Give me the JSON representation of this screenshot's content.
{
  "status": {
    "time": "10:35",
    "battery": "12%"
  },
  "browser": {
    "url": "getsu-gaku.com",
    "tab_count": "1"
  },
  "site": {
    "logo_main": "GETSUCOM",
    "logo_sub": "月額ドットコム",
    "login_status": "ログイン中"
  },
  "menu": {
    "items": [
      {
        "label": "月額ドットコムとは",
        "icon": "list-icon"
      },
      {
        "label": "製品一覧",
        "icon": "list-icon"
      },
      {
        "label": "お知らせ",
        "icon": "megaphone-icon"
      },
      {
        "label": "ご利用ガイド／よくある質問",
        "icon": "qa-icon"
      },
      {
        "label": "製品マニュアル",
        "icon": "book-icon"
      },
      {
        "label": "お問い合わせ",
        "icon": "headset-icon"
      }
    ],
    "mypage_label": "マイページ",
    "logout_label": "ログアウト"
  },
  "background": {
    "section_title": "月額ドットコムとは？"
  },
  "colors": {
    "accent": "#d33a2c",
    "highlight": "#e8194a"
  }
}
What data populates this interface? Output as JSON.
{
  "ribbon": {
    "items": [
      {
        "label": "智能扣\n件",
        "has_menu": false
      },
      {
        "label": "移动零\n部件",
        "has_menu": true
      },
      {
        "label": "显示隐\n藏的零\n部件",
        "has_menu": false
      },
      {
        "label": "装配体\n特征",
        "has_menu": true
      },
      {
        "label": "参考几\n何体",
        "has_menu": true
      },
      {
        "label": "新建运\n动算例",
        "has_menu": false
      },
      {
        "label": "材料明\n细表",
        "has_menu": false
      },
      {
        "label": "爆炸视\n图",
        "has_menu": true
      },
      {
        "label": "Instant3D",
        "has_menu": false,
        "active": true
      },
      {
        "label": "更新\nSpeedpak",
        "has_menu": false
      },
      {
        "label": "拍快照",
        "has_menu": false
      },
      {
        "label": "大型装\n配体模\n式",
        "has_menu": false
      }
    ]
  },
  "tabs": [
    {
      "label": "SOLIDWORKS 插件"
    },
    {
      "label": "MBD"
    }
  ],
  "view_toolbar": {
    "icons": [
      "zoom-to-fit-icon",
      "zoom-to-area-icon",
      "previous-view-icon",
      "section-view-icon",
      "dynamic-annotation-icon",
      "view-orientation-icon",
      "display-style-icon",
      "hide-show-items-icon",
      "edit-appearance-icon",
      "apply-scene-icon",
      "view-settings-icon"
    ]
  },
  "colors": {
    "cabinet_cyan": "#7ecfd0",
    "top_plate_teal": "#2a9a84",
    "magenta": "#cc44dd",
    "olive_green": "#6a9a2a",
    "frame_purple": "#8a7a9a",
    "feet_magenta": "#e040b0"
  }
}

════

**YOUR GOAL:** Reproduce every line of the data verbatim.

**RESULT OF THIS TASK:**
Give me the JSON representation of this screenshot's content.
{
  "status": {
    "time": "10:35",
    "battery": "12%"
  },
  "browser": {
    "url": "getsu-gaku.com",
    "tab_count": "1"
  },
  "site": {
    "logo_main": "GETSUCOM",
    "logo_sub": "月額ドットコム",
    "login_status": "ログイン中"
  },
  "menu": {
    "items": [
      {
        "label": "月額ドットコムとは",
        "icon": "list-icon"
      },
      {
        "label": "製品一覧",
        "icon": "list-icon"
      },
      {
        "label": "お知らせ",
        "icon": "megaphone-icon"
      },
      {
        "label": "ご利用ガイド／よくある質問",
        "icon": "qa-icon"
      },
      {
        "label": "製品マニュアル",
        "icon": "book-icon"
      },
      {
        "label": "お問い合わせ",
        "icon": "headset-icon"
      }
    ],
    "mypage_label": "マイページ",
    "logout_label": "ログアウト"
  },
  "background": {
    "section_title": "月額ドットコムとは？"
  },
  "colors": {
    "accent": "#d33a2c",
    "highlight": "#e8194a"
  }
}
What data populates this interface? Output as JSON.
{
  "ribbon": {
    "items": [
      {
        "label": "智能扣\n件",
        "has_menu": false
      },
      {
        "label": "移动零\n部件",
        "has_menu": true
      },
      {
        "label": "显示隐\n藏的零\n部件",
        "has_menu": false
      },
      {
        "label": "装配体\n特征",
        "has_menu": true
      },
      {
        "label": "参考几\n何体",
        "has_menu": true
      },
      {
        "label": "新建运\n动算例",
        "has_menu": false
      },
      {
        "label": "材料明\n细表",
        "has_menu": false
      },
      {
        "label": "爆炸视\n图",
        "has_menu": true
      },
      {
        "label": "Instant3D",
        "has_menu": false,
        "active": true
      },
      {
        "label": "更新\nSpeedpak",
        "has_menu": false
      },
      {
        "label": "拍快照",
        "has_menu": false
      },
      {
        "label": "大型装\n配体模\n式",
        "has_menu": false
      }
    ]
  },
  "tabs": [
    {
      "label": "SOLIDWORKS 插件"
    },
    {
      "label": "MBD"
    }
  ],
  "view_toolbar": {
    "icons": [
      "zoom-to-fit-icon",
      "zoom-to-area-icon",
      "previous-view-icon",
      "section-view-icon",
      "dynamic-annotation-icon",
      "view-orientation-icon",
      "display-style-icon",
      "hide-show-items-icon",
      "edit-appearance-icon",
      "apply-scene-icon",
      "view-settings-icon"
    ]
  },
  "colors": {
    "cabinet_cyan": "#7ecfd0",
    "top_plate_teal": "#2a9a84",
    "magenta": "#cc44dd",
    "olive_green": "#6a9a2a",
    "frame_purple": "#8a7a9a",
    "feet_magenta": "#e040b0"
  }
}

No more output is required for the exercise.